EXERCISE DESCRIPTION: From the records below, extract all the text exactly and leave the images behind.

RECORDS TO PROCESS:
---
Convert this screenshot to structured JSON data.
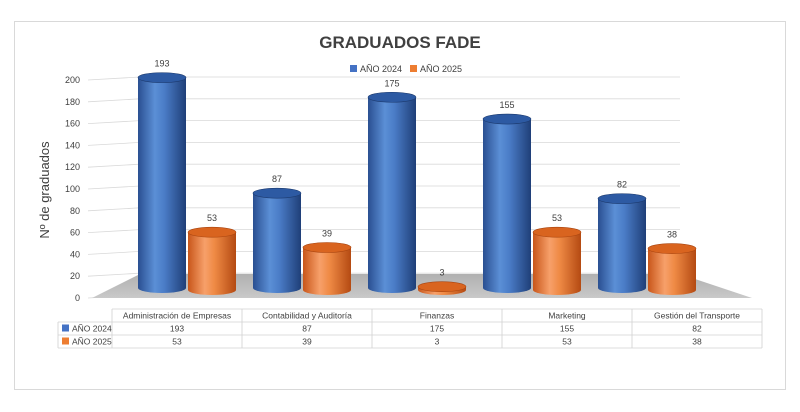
{
  "chart_data": {
    "type": "bar",
    "title": "GRADUADOS FADE",
    "ylabel": "Nº de graduados",
    "xlabel": "",
    "ylim": [
      0,
      200
    ],
    "yticks": [
      0,
      20,
      40,
      60,
      80,
      100,
      120,
      140,
      160,
      180,
      200
    ],
    "categories": [
      "Administración de Empresas",
      "Contabilidad y Auditoría",
      "Finanzas",
      "Marketing",
      "Gestión del Transporte"
    ],
    "series": [
      {
        "name": "AÑO 2024",
        "values": [
          193,
          87,
          175,
          155,
          82
        ],
        "color": "#4472c4"
      },
      {
        "name": "AÑO 2025",
        "values": [
          53,
          39,
          3,
          53,
          38
        ],
        "color": "#ed7d31"
      }
    ],
    "legend_position": "top",
    "grid": true,
    "data_table": true,
    "style": "3d-cylinder"
  }
}
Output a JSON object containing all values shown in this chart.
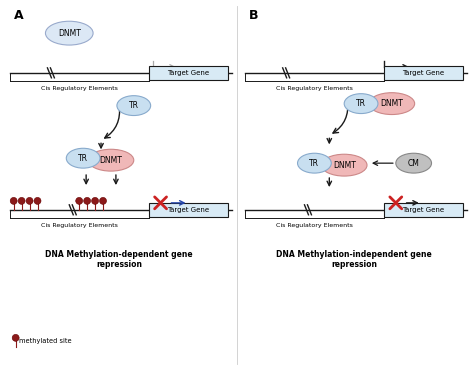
{
  "panel_A_label": "A",
  "panel_B_label": "B",
  "dnmt_color": "#dce8f5",
  "dnmt_color_pink": "#f0b8b8",
  "tr_color": "#c8dff0",
  "cm_color": "#c0c0c0",
  "gene_box_color": "#d8eaf5",
  "line_color": "#1a1a1a",
  "gray_arrow_color": "#aaaaaa",
  "red_x_color": "#cc2222",
  "blue_arrow_color": "#2244aa",
  "methylation_color": "#8b1a1a",
  "label_A_bottom": "DNA Methylation-dependent gene\nrepression",
  "label_B_bottom": "DNA Methylation-independent gene\nrepression",
  "cis_label": "Cis Regulatory Elements",
  "target_gene_label": "Target Gene",
  "methylated_site_label": "methylated site"
}
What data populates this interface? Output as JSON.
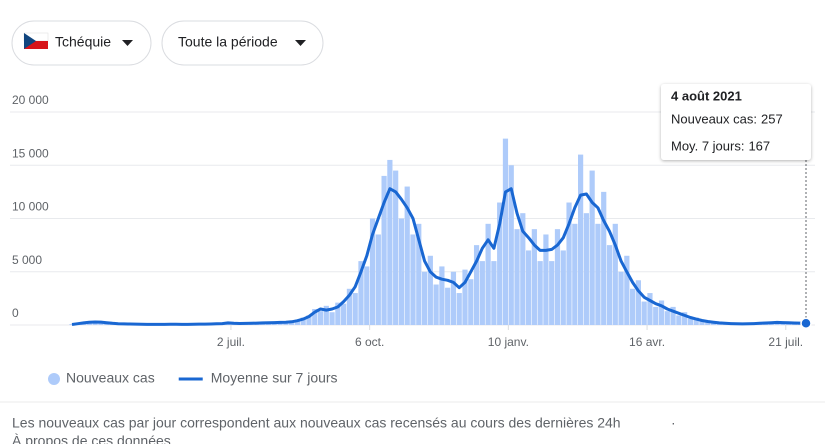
{
  "controls": {
    "country": "Tchéquie",
    "period": "Toute la période"
  },
  "chart_data": {
    "type": "combo",
    "x": [
      0,
      4,
      8,
      12,
      16,
      20,
      24,
      28,
      32,
      36,
      40,
      44,
      48,
      52,
      56,
      60,
      64,
      68,
      72,
      76,
      80,
      84,
      88,
      92,
      96,
      100,
      104,
      108,
      112,
      116,
      120,
      124,
      128,
      132,
      136,
      140,
      144,
      148,
      152,
      156,
      160,
      164,
      168,
      172,
      176,
      180,
      184,
      188,
      192,
      196,
      200,
      204,
      208,
      212,
      216,
      220,
      224,
      228,
      232,
      236,
      240,
      244,
      248,
      252,
      256,
      260,
      264,
      268,
      272,
      276,
      280,
      284,
      288,
      292,
      296,
      300,
      304,
      308,
      312,
      316,
      320,
      324,
      328,
      332,
      336,
      340,
      344,
      348,
      352,
      356,
      360,
      364,
      368,
      372,
      376,
      380,
      384,
      388,
      392,
      396,
      400,
      404,
      408,
      412,
      416,
      420,
      424,
      428,
      432,
      436,
      440,
      444,
      448,
      452,
      456,
      460,
      464,
      468,
      472,
      476,
      480,
      484,
      488,
      492,
      496,
      500,
      504,
      508
    ],
    "xlim": [
      0,
      508
    ],
    "xticks": [
      {
        "value": 110,
        "label": "2 juil."
      },
      {
        "value": 206,
        "label": "6 oct."
      },
      {
        "value": 302,
        "label": "10 janv."
      },
      {
        "value": 398,
        "label": "16 avr."
      },
      {
        "value": 494,
        "label": "21 juil."
      }
    ],
    "ylim": [
      0,
      20000
    ],
    "yticks": [
      0,
      {
        "value": 5000,
        "label": "5 000"
      },
      {
        "value": 10000,
        "label": "10 000"
      },
      {
        "value": 15000,
        "label": "15 000"
      },
      {
        "value": 20000,
        "label": "20 000"
      }
    ],
    "grid": true,
    "series": [
      {
        "name": "Nouveaux cas",
        "type": "bar",
        "color": "#aecbfa",
        "values": [
          80,
          160,
          270,
          320,
          330,
          250,
          260,
          140,
          150,
          90,
          110,
          70,
          90,
          50,
          70,
          50,
          80,
          60,
          90,
          55,
          70,
          60,
          100,
          70,
          110,
          90,
          160,
          250,
          130,
          170,
          120,
          190,
          210,
          180,
          260,
          200,
          280,
          220,
          350,
          480,
          700,
          900,
          1500,
          1300,
          1800,
          1200,
          2100,
          2000,
          3400,
          3000,
          6000,
          5500,
          10000,
          8500,
          14000,
          15500,
          14500,
          10000,
          13000,
          8500,
          9500,
          5000,
          6500,
          3800,
          5500,
          3500,
          5000,
          3000,
          5200,
          4300,
          7500,
          6000,
          9500,
          6000,
          11500,
          17500,
          15000,
          9000,
          10500,
          7000,
          9000,
          6000,
          8500,
          6000,
          9000,
          7000,
          11500,
          9500,
          16000,
          10500,
          14500,
          9500,
          12500,
          7500,
          9500,
          5000,
          6500,
          3400,
          4200,
          2200,
          3000,
          1700,
          2300,
          1300,
          1700,
          900,
          1200,
          600,
          700,
          350,
          420,
          220,
          260,
          130,
          170,
          90,
          130,
          90,
          170,
          130,
          250,
          180,
          310,
          190,
          270,
          160,
          230,
          257
        ]
      },
      {
        "name": "Moyenne sur 7 jours",
        "type": "line",
        "color": "#1967d2",
        "values": [
          50,
          120,
          200,
          260,
          280,
          270,
          220,
          160,
          120,
          100,
          90,
          80,
          70,
          60,
          60,
          55,
          60,
          70,
          65,
          60,
          60,
          70,
          80,
          80,
          90,
          110,
          130,
          200,
          160,
          140,
          150,
          160,
          180,
          200,
          220,
          230,
          240,
          260,
          300,
          400,
          550,
          800,
          1200,
          1500,
          1400,
          1500,
          1700,
          2200,
          2800,
          3600,
          5000,
          6500,
          8500,
          10000,
          11500,
          12800,
          12500,
          11800,
          11000,
          10000,
          8000,
          6000,
          5000,
          4500,
          4300,
          4200,
          4000,
          3500,
          4000,
          5000,
          6000,
          7200,
          8000,
          7200,
          9500,
          12500,
          12800,
          10500,
          8800,
          8200,
          7500,
          7000,
          7000,
          7100,
          7500,
          8200,
          9500,
          11000,
          12200,
          12300,
          11500,
          11000,
          9800,
          8800,
          7500,
          6000,
          5000,
          4000,
          3200,
          2600,
          2300,
          2000,
          1800,
          1500,
          1300,
          1100,
          900,
          700,
          550,
          420,
          330,
          260,
          200,
          160,
          130,
          110,
          100,
          110,
          130,
          160,
          190,
          220,
          240,
          230,
          210,
          190,
          180,
          167
        ]
      }
    ],
    "tooltip": {
      "date": "4 août 2021",
      "labels": [
        "Nouveaux cas:",
        "Moy. 7 jours:"
      ]
    }
  },
  "footer": {
    "note": "Les nouveaux cas par jour correspondent aux nouveaux cas recensés au cours des dernières 24h",
    "separator": "·",
    "link": "À propos de ces données"
  }
}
---
RESULT OF THIS EXERCISE:
Convert this screenshot to structured JSON data.
{
  "chart_data": {
    "type": "bar",
    "title": "GRADUADOS FADE",
    "ylabel": "Nº de graduados",
    "xlabel": "",
    "ylim": [
      0,
      200
    ],
    "yticks": [
      0,
      20,
      40,
      60,
      80,
      100,
      120,
      140,
      160,
      180,
      200
    ],
    "categories": [
      "Administración de Empresas",
      "Contabilidad y Auditoría",
      "Finanzas",
      "Marketing",
      "Gestión del Transporte"
    ],
    "series": [
      {
        "name": "AÑO 2024",
        "values": [
          193,
          87,
          175,
          155,
          82
        ],
        "color": "#4472c4"
      },
      {
        "name": "AÑO 2025",
        "values": [
          53,
          39,
          3,
          53,
          38
        ],
        "color": "#ed7d31"
      }
    ],
    "legend_position": "top",
    "grid": true,
    "data_table": true,
    "style": "3d-cylinder"
  }
}
Output a JSON object containing all values shown in this chart.
{
  "panel_A_label": "A",
  "panel_B_label": "B",
  "dnmt_color": "#dce8f5",
  "dnmt_color_pink": "#f0b8b8",
  "tr_color": "#c8dff0",
  "cm_color": "#c0c0c0",
  "gene_box_color": "#d8eaf5",
  "line_color": "#1a1a1a",
  "gray_arrow_color": "#aaaaaa",
  "red_x_color": "#cc2222",
  "blue_arrow_color": "#2244aa",
  "methylation_color": "#8b1a1a",
  "label_A_bottom": "DNA Methylation-dependent gene\nrepression",
  "label_B_bottom": "DNA Methylation-independent gene\nrepression",
  "cis_label": "Cis Regulatory Elements",
  "target_gene_label": "Target Gene",
  "methylated_site_label": "methylated site"
}
What data populates this interface? Output as JSON.
{
  "controls": {
    "country": "Tchéquie",
    "period": "Toute la période"
  },
  "chart_data": {
    "type": "combo",
    "x": [
      0,
      4,
      8,
      12,
      16,
      20,
      24,
      28,
      32,
      36,
      40,
      44,
      48,
      52,
      56,
      60,
      64,
      68,
      72,
      76,
      80,
      84,
      88,
      92,
      96,
      100,
      104,
      108,
      112,
      116,
      120,
      124,
      128,
      132,
      136,
      140,
      144,
      148,
      152,
      156,
      160,
      164,
      168,
      172,
      176,
      180,
      184,
      188,
      192,
      196,
      200,
      204,
      208,
      212,
      216,
      220,
      224,
      228,
      232,
      236,
      240,
      244,
      248,
      252,
      256,
      260,
      264,
      268,
      272,
      276,
      280,
      284,
      288,
      292,
      296,
      300,
      304,
      308,
      312,
      316,
      320,
      324,
      328,
      332,
      336,
      340,
      344,
      348,
      352,
      356,
      360,
      364,
      368,
      372,
      376,
      380,
      384,
      388,
      392,
      396,
      400,
      404,
      408,
      412,
      416,
      420,
      424,
      428,
      432,
      436,
      440,
      444,
      448,
      452,
      456,
      460,
      464,
      468,
      472,
      476,
      480,
      484,
      488,
      492,
      496,
      500,
      504,
      508
    ],
    "xlim": [
      0,
      508
    ],
    "xticks": [
      {
        "value": 110,
        "label": "2 juil."
      },
      {
        "value": 206,
        "label": "6 oct."
      },
      {
        "value": 302,
        "label": "10 janv."
      },
      {
        "value": 398,
        "label": "16 avr."
      },
      {
        "value": 494,
        "label": "21 juil."
      }
    ],
    "ylim": [
      0,
      20000
    ],
    "yticks": [
      0,
      {
        "value": 5000,
        "label": "5 000"
      },
      {
        "value": 10000,
        "label": "10 000"
      },
      {
        "value": 15000,
        "label": "15 000"
      },
      {
        "value": 20000,
        "label": "20 000"
      }
    ],
    "grid": true,
    "series": [
      {
        "name": "Nouveaux cas",
        "type": "bar",
        "color": "#aecbfa",
        "values": [
          80,
          160,
          270,
          320,
          330,
          250,
          260,
          140,
          150,
          90,
          110,
          70,
          90,
          50,
          70,
          50,
          80,
          60,
          90,
          55,
          70,
          60,
          100,
          70,
          110,
          90,
          160,
          250,
          130,
          170,
          120,
          190,
          210,
          180,
          260,
          200,
          280,
          220,
          350,
          480,
          700,
          900,
          1500,
          1300,
          1800,
          1200,
          2100,
          2000,
          3400,
          3000,
          6000,
          5500,
          10000,
          8500,
          14000,
          15500,
          14500,
          10000,
          13000,
          8500,
          9500,
          5000,
          6500,
          3800,
          5500,
          3500,
          5000,
          3000,
          5200,
          4300,
          7500,
          6000,
          9500,
          6000,
          11500,
          17500,
          15000,
          9000,
          10500,
          7000,
          9000,
          6000,
          8500,
          6000,
          9000,
          7000,
          11500,
          9500,
          16000,
          10500,
          14500,
          9500,
          12500,
          7500,
          9500,
          5000,
          6500,
          3400,
          4200,
          2200,
          3000,
          1700,
          2300,
          1300,
          1700,
          900,
          1200,
          600,
          700,
          350,
          420,
          220,
          260,
          130,
          170,
          90,
          130,
          90,
          170,
          130,
          250,
          180,
          310,
          190,
          270,
          160,
          230,
          257
        ]
      },
      {
        "name": "Moyenne sur 7 jours",
        "type": "line",
        "color": "#1967d2",
        "values": [
          50,
          120,
          200,
          260,
          280,
          270,
          220,
          160,
          120,
          100,
          90,
          80,
          70,
          60,
          60,
          55,
          60,
          70,
          65,
          60,
          60,
          70,
          80,
          80,
          90,
          110,
          130,
          200,
          160,
          140,
          150,
          160,
          180,
          200,
          220,
          230,
          240,
          260,
          300,
          400,
          550,
          800,
          1200,
          1500,
          1400,
          1500,
          1700,
          2200,
          2800,
          3600,
          5000,
          6500,
          8500,
          10000,
          11500,
          12800,
          12500,
          11800,
          11000,
          10000,
          8000,
          6000,
          5000,
          4500,
          4300,
          4200,
          4000,
          3500,
          4000,
          5000,
          6000,
          7200,
          8000,
          7200,
          9500,
          12500,
          12800,
          10500,
          8800,
          8200,
          7500,
          7000,
          7000,
          7100,
          7500,
          8200,
          9500,
          11000,
          12200,
          12300,
          11500,
          11000,
          9800,
          8800,
          7500,
          6000,
          5000,
          4000,
          3200,
          2600,
          2300,
          2000,
          1800,
          1500,
          1300,
          1100,
          900,
          700,
          550,
          420,
          330,
          260,
          200,
          160,
          130,
          110,
          100,
          110,
          130,
          160,
          190,
          220,
          240,
          230,
          210,
          190,
          180,
          167
        ]
      }
    ],
    "tooltip": {
      "date": "4 août 2021",
      "labels": [
        "Nouveaux cas:",
        "Moy. 7 jours:"
      ]
    }
  },
  "footer": {
    "note": "Les nouveaux cas par jour correspondent aux nouveaux cas recensés au cours des dernières 24h",
    "separator": "·",
    "link": "À propos de ces données"
  }
}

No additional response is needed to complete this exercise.